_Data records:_
....

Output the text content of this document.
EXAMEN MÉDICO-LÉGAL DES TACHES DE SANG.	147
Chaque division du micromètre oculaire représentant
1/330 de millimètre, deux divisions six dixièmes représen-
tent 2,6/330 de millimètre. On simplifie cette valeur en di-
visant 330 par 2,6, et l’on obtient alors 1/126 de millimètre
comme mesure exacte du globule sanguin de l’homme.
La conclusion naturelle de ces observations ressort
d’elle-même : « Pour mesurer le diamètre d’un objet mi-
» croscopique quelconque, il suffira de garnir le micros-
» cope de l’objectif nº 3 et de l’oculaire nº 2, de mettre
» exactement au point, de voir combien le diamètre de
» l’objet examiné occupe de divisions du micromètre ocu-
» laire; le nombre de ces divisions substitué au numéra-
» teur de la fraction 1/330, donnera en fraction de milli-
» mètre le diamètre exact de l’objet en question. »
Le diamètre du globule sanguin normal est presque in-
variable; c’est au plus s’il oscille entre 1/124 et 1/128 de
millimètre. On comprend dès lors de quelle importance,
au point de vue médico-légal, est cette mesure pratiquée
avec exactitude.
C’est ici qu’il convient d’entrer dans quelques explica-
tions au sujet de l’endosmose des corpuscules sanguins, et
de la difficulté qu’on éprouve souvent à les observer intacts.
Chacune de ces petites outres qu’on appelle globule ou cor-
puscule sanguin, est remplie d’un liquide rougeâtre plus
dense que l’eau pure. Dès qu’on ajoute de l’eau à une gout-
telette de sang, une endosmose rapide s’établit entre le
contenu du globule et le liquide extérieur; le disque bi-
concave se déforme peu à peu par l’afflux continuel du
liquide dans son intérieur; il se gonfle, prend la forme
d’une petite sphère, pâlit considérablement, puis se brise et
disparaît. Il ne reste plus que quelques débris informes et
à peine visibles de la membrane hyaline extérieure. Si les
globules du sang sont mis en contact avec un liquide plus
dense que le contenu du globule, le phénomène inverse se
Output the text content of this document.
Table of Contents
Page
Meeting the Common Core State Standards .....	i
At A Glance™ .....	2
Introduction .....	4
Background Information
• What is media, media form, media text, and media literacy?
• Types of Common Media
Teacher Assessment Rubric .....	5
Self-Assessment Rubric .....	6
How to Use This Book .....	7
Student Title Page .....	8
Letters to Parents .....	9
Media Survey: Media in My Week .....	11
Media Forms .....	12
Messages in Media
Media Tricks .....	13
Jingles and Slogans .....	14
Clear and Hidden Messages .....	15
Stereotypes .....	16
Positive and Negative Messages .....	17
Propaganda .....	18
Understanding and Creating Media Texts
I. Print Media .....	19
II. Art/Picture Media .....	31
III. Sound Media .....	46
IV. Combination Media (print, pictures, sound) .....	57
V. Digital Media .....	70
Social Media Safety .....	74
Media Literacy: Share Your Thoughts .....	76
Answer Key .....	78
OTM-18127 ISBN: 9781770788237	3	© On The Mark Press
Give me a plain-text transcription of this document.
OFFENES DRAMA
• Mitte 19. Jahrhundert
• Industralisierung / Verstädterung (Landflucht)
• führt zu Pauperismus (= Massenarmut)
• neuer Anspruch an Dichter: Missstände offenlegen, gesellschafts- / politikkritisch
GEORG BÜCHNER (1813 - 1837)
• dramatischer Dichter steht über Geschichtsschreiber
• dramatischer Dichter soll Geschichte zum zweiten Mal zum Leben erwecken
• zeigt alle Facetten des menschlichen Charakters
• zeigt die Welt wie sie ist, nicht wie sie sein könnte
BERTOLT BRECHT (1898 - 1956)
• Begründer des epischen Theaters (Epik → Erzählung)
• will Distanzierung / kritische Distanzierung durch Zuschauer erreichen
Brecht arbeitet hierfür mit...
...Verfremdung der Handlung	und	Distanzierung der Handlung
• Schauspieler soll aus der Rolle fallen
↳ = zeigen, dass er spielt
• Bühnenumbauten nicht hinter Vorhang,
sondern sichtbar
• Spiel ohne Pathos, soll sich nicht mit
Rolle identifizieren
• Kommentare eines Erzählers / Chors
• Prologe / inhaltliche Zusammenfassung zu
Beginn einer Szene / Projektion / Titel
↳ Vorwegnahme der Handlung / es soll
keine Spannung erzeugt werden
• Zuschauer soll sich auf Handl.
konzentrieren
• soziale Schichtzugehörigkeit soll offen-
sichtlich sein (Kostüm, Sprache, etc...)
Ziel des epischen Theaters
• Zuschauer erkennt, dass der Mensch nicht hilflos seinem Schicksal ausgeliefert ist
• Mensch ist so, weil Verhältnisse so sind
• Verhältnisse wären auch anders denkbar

....

_Instructions to follow:_ Set down the listing in full, keeping every word exactly as it is.

_Full output:_
Output the text content of this document.
EXAMEN MÉDICO-LÉGAL DES TACHES DE SANG.	147
Chaque division du micromètre oculaire représentant
1/330 de millimètre, deux divisions six dixièmes représen-
tent 2,6/330 de millimètre. On simplifie cette valeur en di-
visant 330 par 2,6, et l’on obtient alors 1/126 de millimètre
comme mesure exacte du globule sanguin de l’homme.
La conclusion naturelle de ces observations ressort
d’elle-même : « Pour mesurer le diamètre d’un objet mi-
» croscopique quelconque, il suffira de garnir le micros-
» cope de l’objectif nº 3 et de l’oculaire nº 2, de mettre
» exactement au point, de voir combien le diamètre de
» l’objet examiné occupe de divisions du micromètre ocu-
» laire; le nombre de ces divisions substitué au numéra-
» teur de la fraction 1/330, donnera en fraction de milli-
» mètre le diamètre exact de l’objet en question. »
Le diamètre du globule sanguin normal est presque in-
variable; c’est au plus s’il oscille entre 1/124 et 1/128 de
millimètre. On comprend dès lors de quelle importance,
au point de vue médico-légal, est cette mesure pratiquée
avec exactitude.
C’est ici qu’il convient d’entrer dans quelques explica-
tions au sujet de l’endosmose des corpuscules sanguins, et
de la difficulté qu’on éprouve souvent à les observer intacts.
Chacune de ces petites outres qu’on appelle globule ou cor-
puscule sanguin, est remplie d’un liquide rougeâtre plus
dense que l’eau pure. Dès qu’on ajoute de l’eau à une gout-
telette de sang, une endosmose rapide s’établit entre le
contenu du globule et le liquide extérieur; le disque bi-
concave se déforme peu à peu par l’afflux continuel du
liquide dans son intérieur; il se gonfle, prend la forme
d’une petite sphère, pâlit considérablement, puis se brise et
disparaît. Il ne reste plus que quelques débris informes et
à peine visibles de la membrane hyaline extérieure. Si les
globules du sang sont mis en contact avec un liquide plus
dense que le contenu du globule, le phénomène inverse se
Output the text content of this document.
Table of Contents
Page
Meeting the Common Core State Standards .....	i
At A Glance™ .....	2
Introduction .....	4
Background Information
• What is media, media form, media text, and media literacy?
• Types of Common Media
Teacher Assessment Rubric .....	5
Self-Assessment Rubric .....	6
How to Use This Book .....	7
Student Title Page .....	8
Letters to Parents .....	9
Media Survey: Media in My Week .....	11
Media Forms .....	12
Messages in Media
Media Tricks .....	13
Jingles and Slogans .....	14
Clear and Hidden Messages .....	15
Stereotypes .....	16
Positive and Negative Messages .....	17
Propaganda .....	18
Understanding and Creating Media Texts
I. Print Media .....	19
II. Art/Picture Media .....	31
III. Sound Media .....	46
IV. Combination Media (print, pictures, sound) .....	57
V. Digital Media .....	70
Social Media Safety .....	74
Media Literacy: Share Your Thoughts .....	76
Answer Key .....	78
OTM-18127 ISBN: 9781770788237	3	© On The Mark Press
Give me a plain-text transcription of this document.
OFFENES DRAMA
• Mitte 19. Jahrhundert
• Industralisierung / Verstädterung (Landflucht)
• führt zu Pauperismus (= Massenarmut)
• neuer Anspruch an Dichter: Missstände offenlegen, gesellschafts- / politikkritisch
GEORG BÜCHNER (1813 - 1837)
• dramatischer Dichter steht über Geschichtsschreiber
• dramatischer Dichter soll Geschichte zum zweiten Mal zum Leben erwecken
• zeigt alle Facetten des menschlichen Charakters
• zeigt die Welt wie sie ist, nicht wie sie sein könnte
BERTOLT BRECHT (1898 - 1956)
• Begründer des epischen Theaters (Epik → Erzählung)
• will Distanzierung / kritische Distanzierung durch Zuschauer erreichen
Brecht arbeitet hierfür mit...
...Verfremdung der Handlung	und	Distanzierung der Handlung
• Schauspieler soll aus der Rolle fallen
↳ = zeigen, dass er spielt
• Bühnenumbauten nicht hinter Vorhang,
sondern sichtbar
• Spiel ohne Pathos, soll sich nicht mit
Rolle identifizieren
• Kommentare eines Erzählers / Chors
• Prologe / inhaltliche Zusammenfassung zu
Beginn einer Szene / Projektion / Titel
↳ Vorwegnahme der Handlung / es soll
keine Spannung erzeugt werden
• Zuschauer soll sich auf Handl.
konzentrieren
• soziale Schichtzugehörigkeit soll offen-
sichtlich sein (Kostüm, Sprache, etc...)
Ziel des epischen Theaters
• Zuschauer erkennt, dass der Mensch nicht hilflos seinem Schicksal ausgeliefert ist
• Mensch ist so, weil Verhältnisse so sind
• Verhältnisse wären auch anders denkbar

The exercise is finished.